Some entries

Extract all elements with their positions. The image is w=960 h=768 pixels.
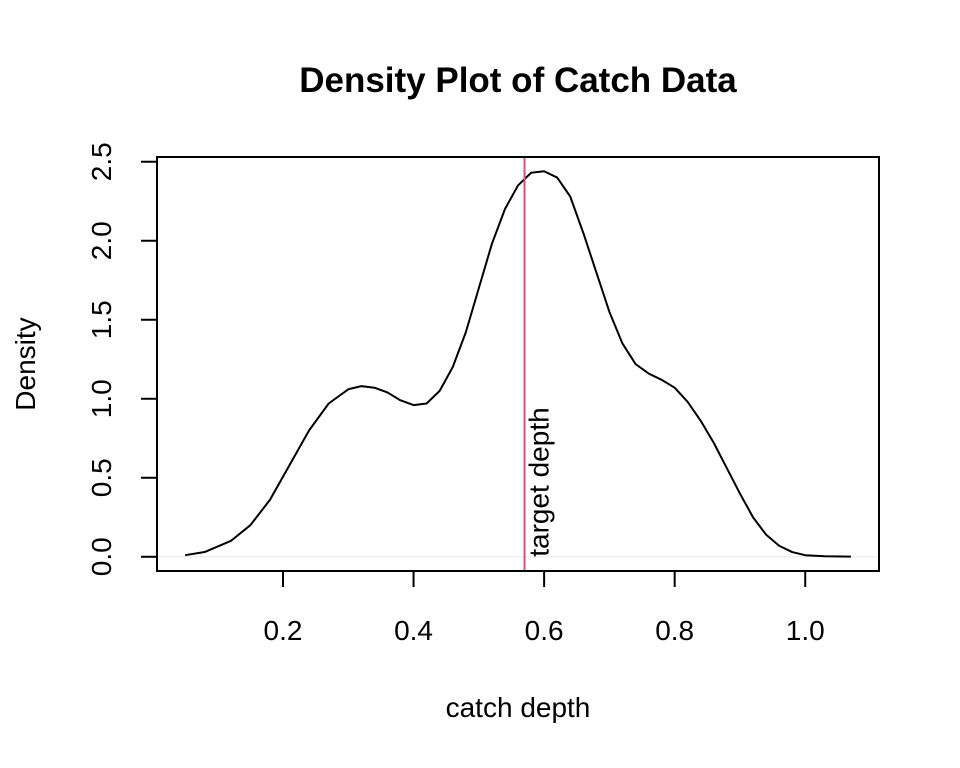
y-tick-label: 2.5 <box>86 142 117 181</box>
density-curve <box>184 170 851 558</box>
y-tick-label: 0.0 <box>86 537 117 576</box>
y-tick-label: 1.0 <box>86 379 117 418</box>
y-tick-label: 2.0 <box>86 221 117 260</box>
x-axis-label: catch depth <box>446 692 591 723</box>
x-tick-label: 0.2 <box>264 615 303 646</box>
y-axis: 0.0 0.5 1.0 1.5 2.0 2.5 <box>86 142 158 576</box>
plot-frame <box>156 156 880 572</box>
y-tick-label: 1.5 <box>86 300 117 339</box>
target-depth-label: target depth <box>524 407 555 556</box>
y-tick-label: 0.5 <box>86 458 117 497</box>
x-tick-label: 0.6 <box>525 615 564 646</box>
x-tick-label: 0.4 <box>394 615 433 646</box>
x-axis: 0.2 0.4 0.6 0.8 1.0 <box>264 570 825 646</box>
x-tick-label: 0.8 <box>655 615 694 646</box>
chart-title: Density Plot of Catch Data <box>299 61 737 100</box>
y-axis-label: Density <box>10 317 41 410</box>
plot-area: target depth <box>157 157 879 571</box>
x-tick-label: 1.0 <box>786 615 825 646</box>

→ What is asked: Extract every line of the entries that contains the string "depth", treating uppercase and lowercase as different.

→ Answer to the exercise:
x-axis-label: catch depth <box>446 692 591 723</box>
target-depth-label: target depth <box>524 407 555 556</box>
plot-area: target depth <box>157 157 879 571</box>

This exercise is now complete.